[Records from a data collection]
::::::::
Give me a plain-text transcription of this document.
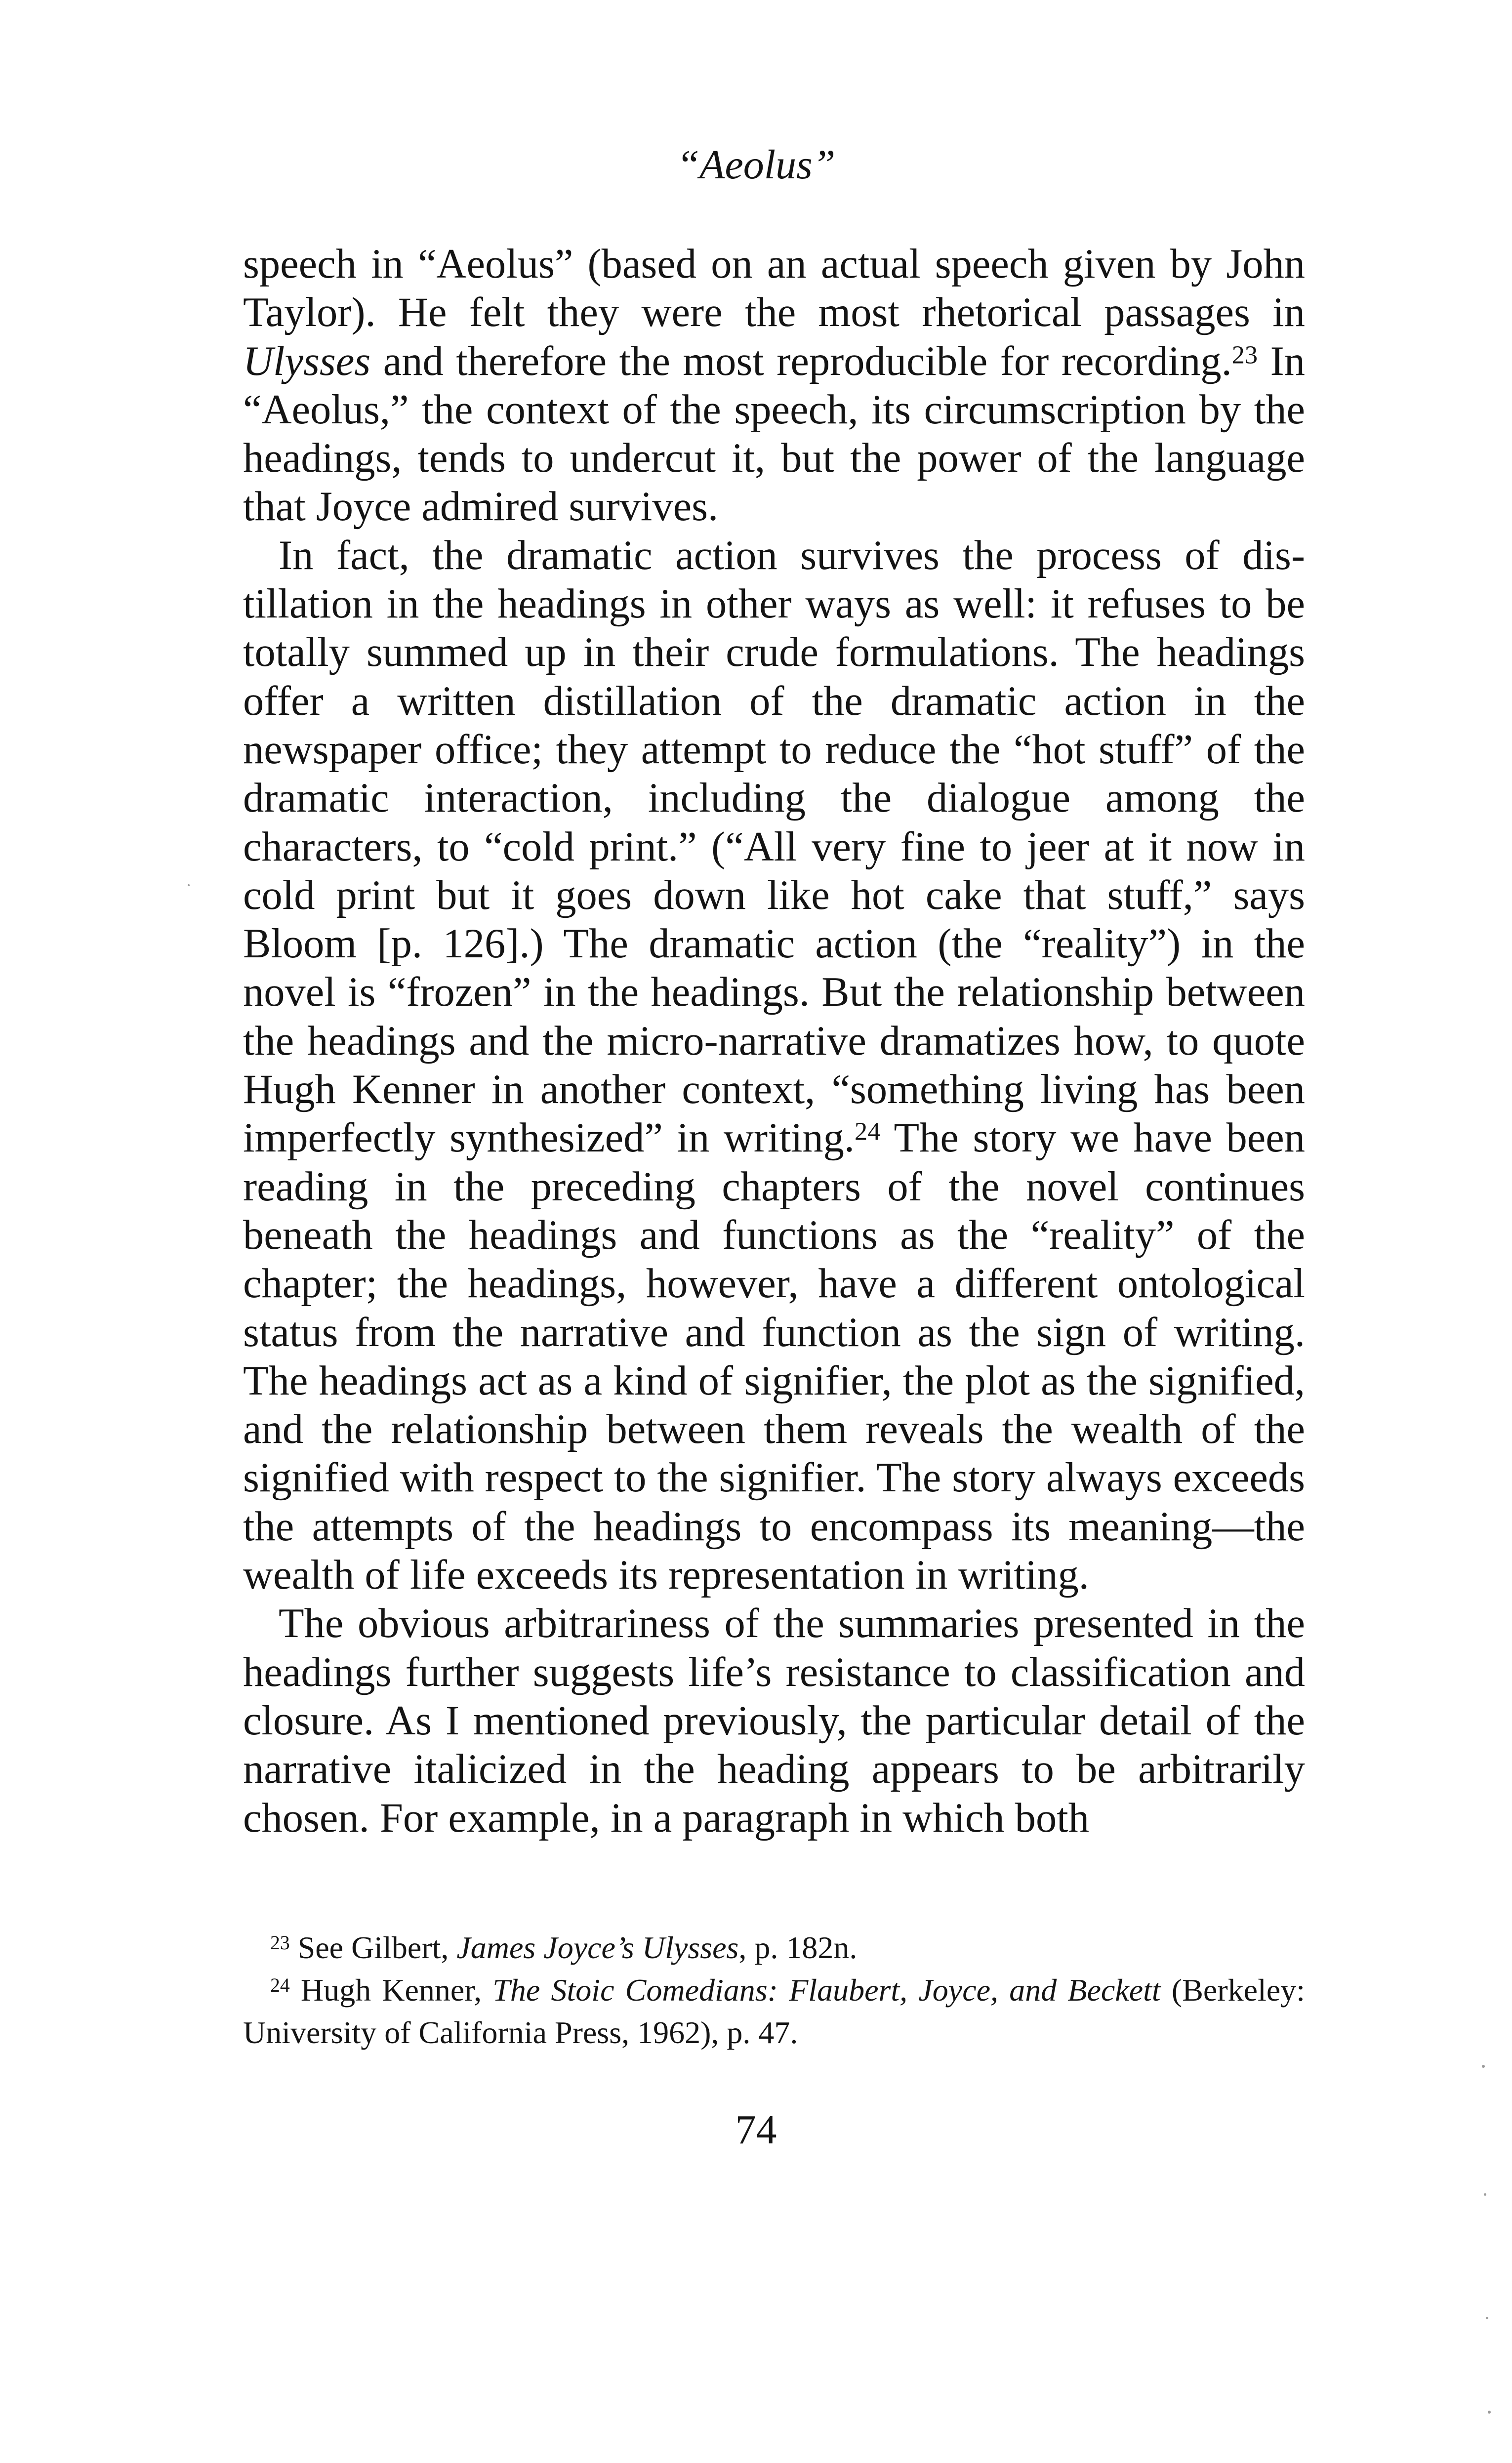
“Aeolus”

speech in “Aeolus” (based on an actual speech given by John Taylor). He felt they were the most rhetorical passages in Ulysses and therefore the most reproducible for recording.$^{23}$ In “Aeolus,” the context of the speech, its circumscription by the headings, tends to undercut it, but the power of the language that Joyce admired survives.

In fact, the dramatic action survives the process of distillation in the headings in other ways as well: it refuses to be totally summed up in their crude formulations. The headings offer a written distillation of the dramatic action in the newspaper office; they attempt to reduce the “hot stuff” of the dramatic interaction, including the dialogue among the characters, to “cold print.” (“All very fine to jeer at it now in cold print but it goes down like hot cake that stuff,” says Bloom [p. 126].) The dramatic action (the “reality”) in the novel is “frozen” in the headings. But the relationship between the headings and the micro-narrative dramatizes how, to quote Hugh Kenner in another context, “something living has been imperfectly synthesized” in writing.$^{24}$ The story we have been reading in the preceding chapters of the novel continues beneath the headings and functions as the “reality” of the chapter; the headings, however, have a different ontological status from the narrative and function as the sign of writing. The headings act as a kind of signifier, the plot as the signified, and the relationship between them reveals the wealth of the signified with respect to the signifier. The story always exceeds the attempts of the headings to encompass its meaning—the wealth of life exceeds its representation in writing.

The obvious arbitrariness of the summaries presented in the headings further suggests life’s resistance to classification and closure. As I mentioned previously, the particular detail of the narrative italicized in the heading appears to be arbitrarily chosen. For example, in a paragraph in which both

$^{23}$ See Gilbert, James Joyce’s Ulysses, p. 182n.

$^{24}$ Hugh Kenner, The Stoic Comedians: Flaubert, Joyce, and Beckett (Berkeley: University of California Press, 1962), p. 47.

74
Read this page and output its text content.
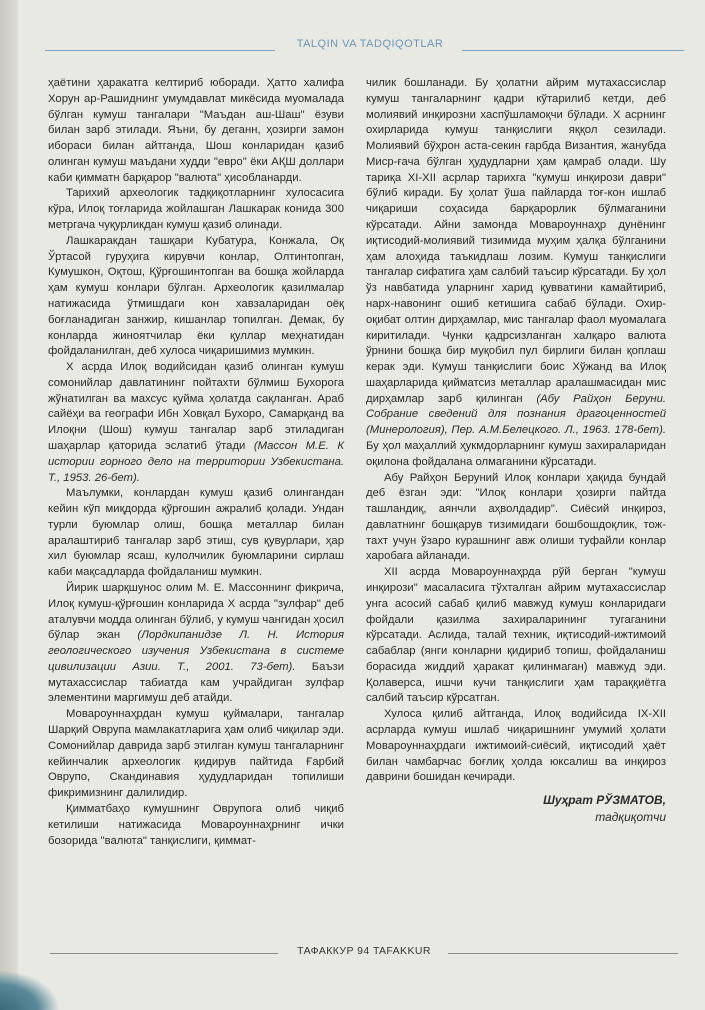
TALQIN VA TADQIQOTLAR

ҳаётини ҳаракатга келтириб юборади. Ҳатто халифа Хорун ар-Рашиднинг умумдавлат микёсида муомалада бўлган кумуш тангалари "Маъдан аш-Шаш" ёзуви билан зарб этилади. Яъни, бу деганн, ҳозирги замон ибораси билан айтганда, Шош конларидан қазиб олинган кумуш маъдани худди "евро" ёки АҚШ доллари каби қимматн барқарор "валюта" ҳисобланарди.

Тарихий археологик тадқиқотларнинг хулосасига кўра, Илоқ тоғларида жойлашган Лашкарак конида 300 метргача чуқурликдан кумуш қазиб олинади.

Лашкаракдан ташқари Кубатура, Конжала, Оқ Ўртасой гуруҳига кирувчи конлар, Олтинтопган, Кумушкон, Оқтош, Қўрғошинтопган ва бошқа жойларда ҳам кумуш конлари бўлган. Археологик қазилмалар натижасида ўтмишдаги кон хавзаларидан оёқ боғланадиган занжир, кишанлар топилган. Демак, бу конларда жиноятчилар ёки қуллар меҳнатидан фойдаланилган, деб хулоса чиқаришимиз мумкин.

X асрда Илоқ водийсидан қазиб олинган кумуш сомонийлар давлатининг пойтахти бўлмиш Бухорога жўнатилган ва махсус қуйма ҳолатда сақланган. Араб сайёҳи ва географи Ибн Ховқал Бухоро, Самарқанд ва Илоқни (Шош) кумуш тангалар зарб этиладиган шаҳарлар қаторида эслатиб ўтади (Массон М.Е. К истории горного дело на территории Узбекистана. Т., 1953. 26-бет).

Маълумки, конлардан кумуш қазиб олингандан кейин кўп миқдорда қўрғошин ажралиб қолади. Ундан турли буюмлар олиш, бошқа металлар билан аралаштириб тангалар зарб этиш, сув қувурлари, ҳар хил буюмлар ясаш, кулолчилик буюмларини сирлаш каби мақсадларда фойдаланиш мумкин.

Йирик шарқшунос олим М. Е. Массоннинг фикрича, Илоқ кумуш-қўрғошин конларида X асрда "зулфар" деб аталувчи модда олинган бўлиб, у кумуш чангидан ҳосил бўлар экан (Лордкипанидзе Л. Н. История геологического изучения Узбекистана в системе цивилизации Азии. Т., 2001. 73-бет). Баъзи мутахассислар табиатда кам учрайдиган зулфар элементини маргимуш деб атайди.

Мовароуннаҳрдан кумуш қуймалари, тангалар Шарқий Оврупа мамлакатларига ҳам олиб чиқилар эди. Сомонийлар даврида зарб этилган кумуш тангаларнинг кейинчалик археологик қидирув пайтида Ғарбий Оврупо, Скандинавия ҳудудларидан топилиши фикримизнинг далилидир.

Қимматбаҳо кумушнинг Оврупога олиб чиқиб кетилиши натижасида Мовароуннаҳрнинг ички бозорида "валюта" танқислиги, қиммат-

чилик бошланади. Бу ҳолатни айрим мутахассислар кумуш тангаларнинг қадри кўтарилиб кетди, деб молиявий инқирозни хаспўшламоқчи бўлади. X асрнинг охирларида кумуш танқислиги яққол сезилади. Молиявий бўҳрон аста-секин ғарбда Византия, жанубда Миср-ғача бўлган ҳудудларни ҳам қамраб олади. Шу тариқа XI-XII асрлар тарихга "кумуш инқирози даври" бўлиб киради. Бу ҳолат ўша пайларда тоғ-кон ишлаб чиқариши соҳасида барқарорлик бўлмаганини кўрсатади. Айни замонда Мовароуннаҳр дунёнинг иқтисодий-молиявий тизимида муҳим ҳалқа бўлганини ҳам алоҳида таъкидлаш лозим. Кумуш танқислиги тангалар сифатига ҳам салбий таъсир кўрсатади. Бу ҳол ўз навбатида уларнинг харид қувватини камайтириб, нарх-навонинг ошиб кетишига сабаб бўлади. Охир-оқибат олтин дирҳамлар, мис тангалар фаол муомалага киритилади. Чунки қадрсизланган халқаро валюта ўрнини бошқа бир муқобил пул бирлиги билан қоплаш керак эди. Кумуш танқислиги боис Хўжанд ва Илоқ шаҳарларида қийматсиз металлар аралашмасидан мис дирҳамлар зарб қилинган (Абу Райҳон Беруни. Собрание сведений для познания драгоценностей (Минерология), Пер. А.М.Белецкого. Л., 1963. 178-бет). Бу ҳол маҳаллий ҳукмдорларнинг кумуш захираларидан оқилона фойдалана олмаганини кўрсатади.

Абу Райҳон Беруний Илоқ конлари ҳақида бундай деб ёзган эди: "Илоқ конлари ҳозирги пайтда ташландиқ, аянчли аҳволдадир". Сиёсий инқироз, давлатнинг бошқарув тизимидаги бошбошдоқлик, тож-тахт учун ўзаро курашнинг авж олиши туфайли конлар харобага айланади.

XII асрда Мовароуннаҳрда рўй берган "кумуш инқирози" масаласига тўхталган айрим мутахассислар унга асосий сабаб қилиб мавжуд кумуш конларидаги фойдали қазилма захираларининг тугаганини кўрсатади. Аслида, талай техник, иқтисодий-ижтимоий сабаблар (янги конларни қидириб топиш, фойдаланиш борасида жиддий ҳаракат қилинмаган) мавжуд эди. Қолаверса, ишчи кучи танқислиги ҳам тараққиётга салбий таъсир кўрсатган.

Хулоса қилиб айтганда, Илоқ водийсида IX-XII асрларда кумуш ишлаб чиқаришнинг умумий ҳолати Мовароуннаҳрдаги ижтимоий-сиёсий, иқтисодий ҳаёт билан чамбарчас боғлиқ ҳолда юксалиш ва инқироз даврини бошидан кечиради.

Шуҳрат РЎЗМАТОВ,
тадқиқотчи
ТАФАККУР 94 TAFAKKUR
::::::::
- Prompt -
Repeat the entries exactly. Pictures are excluded from the copy.

- Task output -
Give me a plain-text transcription of this document.
“Aeolus”

speech in “Aeolus” (based on an actual speech given by John Taylor). He felt they were the most rhetorical passages in Ulysses and therefore the most reproducible for recording.$^{23}$ In “Aeolus,” the context of the speech, its circumscription by the headings, tends to undercut it, but the power of the language that Joyce admired survives.

In fact, the dramatic action survives the process of distillation in the headings in other ways as well: it refuses to be totally summed up in their crude formulations. The headings offer a written distillation of the dramatic action in the newspaper office; they attempt to reduce the “hot stuff” of the dramatic interaction, including the dialogue among the characters, to “cold print.” (“All very fine to jeer at it now in cold print but it goes down like hot cake that stuff,” says Bloom [p. 126].) The dramatic action (the “reality”) in the novel is “frozen” in the headings. But the relationship between the headings and the micro-narrative dramatizes how, to quote Hugh Kenner in another context, “something living has been imperfectly synthesized” in writing.$^{24}$ The story we have been reading in the preceding chapters of the novel continues beneath the headings and functions as the “reality” of the chapter; the headings, however, have a different ontological status from the narrative and function as the sign of writing. The headings act as a kind of signifier, the plot as the signified, and the relationship between them reveals the wealth of the signified with respect to the signifier. The story always exceeds the attempts of the headings to encompass its meaning—the wealth of life exceeds its representation in writing.

The obvious arbitrariness of the summaries presented in the headings further suggests life’s resistance to classification and closure. As I mentioned previously, the particular detail of the narrative italicized in the heading appears to be arbitrarily chosen. For example, in a paragraph in which both

$^{23}$ See Gilbert, James Joyce’s Ulysses, p. 182n.

$^{24}$ Hugh Kenner, The Stoic Comedians: Flaubert, Joyce, and Beckett (Berkeley: University of California Press, 1962), p. 47.

74
Read this page and output its text content.
TALQIN VA TADQIQOTLAR

ҳаётини ҳаракатга келтириб юборади. Ҳатто халифа Хорун ар-Рашиднинг умумдавлат микёсида муомалада бўлган кумуш тангалари "Маъдан аш-Шаш" ёзуви билан зарб этилади. Яъни, бу деганн, ҳозирги замон ибораси билан айтганда, Шош конларидан қазиб олинган кумуш маъдани худди "евро" ёки АҚШ доллари каби қимматн барқарор "валюта" ҳисобланарди.

Тарихий археологик тадқиқотларнинг хулосасига кўра, Илоқ тоғларида жойлашган Лашкарак конида 300 метргача чуқурликдан кумуш қазиб олинади.

Лашкаракдан ташқари Кубатура, Конжала, Оқ Ўртасой гуруҳига кирувчи конлар, Олтинтопган, Кумушкон, Оқтош, Қўрғошинтопган ва бошқа жойларда ҳам кумуш конлари бўлган. Археологик қазилмалар натижасида ўтмишдаги кон хавзаларидан оёқ боғланадиган занжир, кишанлар топилган. Демак, бу конларда жиноятчилар ёки қуллар меҳнатидан фойдаланилган, деб хулоса чиқаришимиз мумкин.

X асрда Илоқ водийсидан қазиб олинган кумуш сомонийлар давлатининг пойтахти бўлмиш Бухорога жўнатилган ва махсус қуйма ҳолатда сақланган. Араб сайёҳи ва географи Ибн Ховқал Бухоро, Самарқанд ва Илоқни (Шош) кумуш тангалар зарб этиладиган шаҳарлар қаторида эслатиб ўтади (Массон М.Е. К истории горного дело на территории Узбекистана. Т., 1953. 26-бет).

Маълумки, конлардан кумуш қазиб олингандан кейин кўп миқдорда қўрғошин ажралиб қолади. Ундан турли буюмлар олиш, бошқа металлар билан аралаштириб тангалар зарб этиш, сув қувурлари, ҳар хил буюмлар ясаш, кулолчилик буюмларини сирлаш каби мақсадларда фойдаланиш мумкин.

Йирик шарқшунос олим М. Е. Массоннинг фикрича, Илоқ кумуш-қўрғошин конларида X асрда "зулфар" деб аталувчи модда олинган бўлиб, у кумуш чангидан ҳосил бўлар экан (Лордкипанидзе Л. Н. История геологического изучения Узбекистана в системе цивилизации Азии. Т., 2001. 73-бет). Баъзи мутахассислар табиатда кам учрайдиган зулфар элементини маргимуш деб атайди.

Мовароуннаҳрдан кумуш қуймалари, тангалар Шарқий Оврупа мамлакатларига ҳам олиб чиқилар эди. Сомонийлар даврида зарб этилган кумуш тангаларнинг кейинчалик археологик қидирув пайтида Ғарбий Оврупо, Скандинавия ҳудудларидан топилиши фикримизнинг далилидир.

Қимматбаҳо кумушнинг Оврупога олиб чиқиб кетилиши натижасида Мовароуннаҳрнинг ички бозорида "валюта" танқислиги, қиммат-

чилик бошланади. Бу ҳолатни айрим мутахассислар кумуш тангаларнинг қадри кўтарилиб кетди, деб молиявий инқирозни хаспўшламоқчи бўлади. X асрнинг охирларида кумуш танқислиги яққол сезилади. Молиявий бўҳрон аста-секин ғарбда Византия, жанубда Миср-ғача бўлган ҳудудларни ҳам қамраб олади. Шу тариқа XI-XII асрлар тарихга "кумуш инқирози даври" бўлиб киради. Бу ҳолат ўша пайларда тоғ-кон ишлаб чиқариши соҳасида барқарорлик бўлмаганини кўрсатади. Айни замонда Мовароуннаҳр дунёнинг иқтисодий-молиявий тизимида муҳим ҳалқа бўлганини ҳам алоҳида таъкидлаш лозим. Кумуш танқислиги тангалар сифатига ҳам салбий таъсир кўрсатади. Бу ҳол ўз навбатида уларнинг харид қувватини камайтириб, нарх-навонинг ошиб кетишига сабаб бўлади. Охир-оқибат олтин дирҳамлар, мис тангалар фаол муомалага киритилади. Чунки қадрсизланган халқаро валюта ўрнини бошқа бир муқобил пул бирлиги билан қоплаш керак эди. Кумуш танқислиги боис Хўжанд ва Илоқ шаҳарларида қийматсиз металлар аралашмасидан мис дирҳамлар зарб қилинган (Абу Райҳон Беруни. Собрание сведений для познания драгоценностей (Минерология), Пер. А.М.Белецкого. Л., 1963. 178-бет). Бу ҳол маҳаллий ҳукмдорларнинг кумуш захираларидан оқилона фойдалана олмаганини кўрсатади.

Абу Райҳон Беруний Илоқ конлари ҳақида бундай деб ёзган эди: "Илоқ конлари ҳозирги пайтда ташландиқ, аянчли аҳволдадир". Сиёсий инқироз, давлатнинг бошқарув тизимидаги бошбошдоқлик, тож-тахт учун ўзаро курашнинг авж олиши туфайли конлар харобага айланади.

XII асрда Мовароуннаҳрда рўй берган "кумуш инқирози" масаласига тўхталган айрим мутахассислар унга асосий сабаб қилиб мавжуд кумуш конларидаги фойдали қазилма захираларининг тугаганини кўрсатади. Аслида, талай техник, иқтисодий-ижтимоий сабаблар (янги конларни қидириб топиш, фойдаланиш борасида жиддий ҳаракат қилинмаган) мавжуд эди. Қолаверса, ишчи кучи танқислиги ҳам тараққиётга салбий таъсир кўрсатган.

Хулоса қилиб айтганда, Илоқ водийсида IX-XII асрларда кумуш ишлаб чиқаришнинг умумий ҳолати Мовароуннаҳрдаги ижтимоий-сиёсий, иқтисодий ҳаёт билан чамбарчас боғлиқ ҳолда юксалиш ва инқироз даврини бошидан кечиради.

Шуҳрат РЎЗМАТОВ,
тадқиқотчи
ТАФАККУР 94 TAFAKKUR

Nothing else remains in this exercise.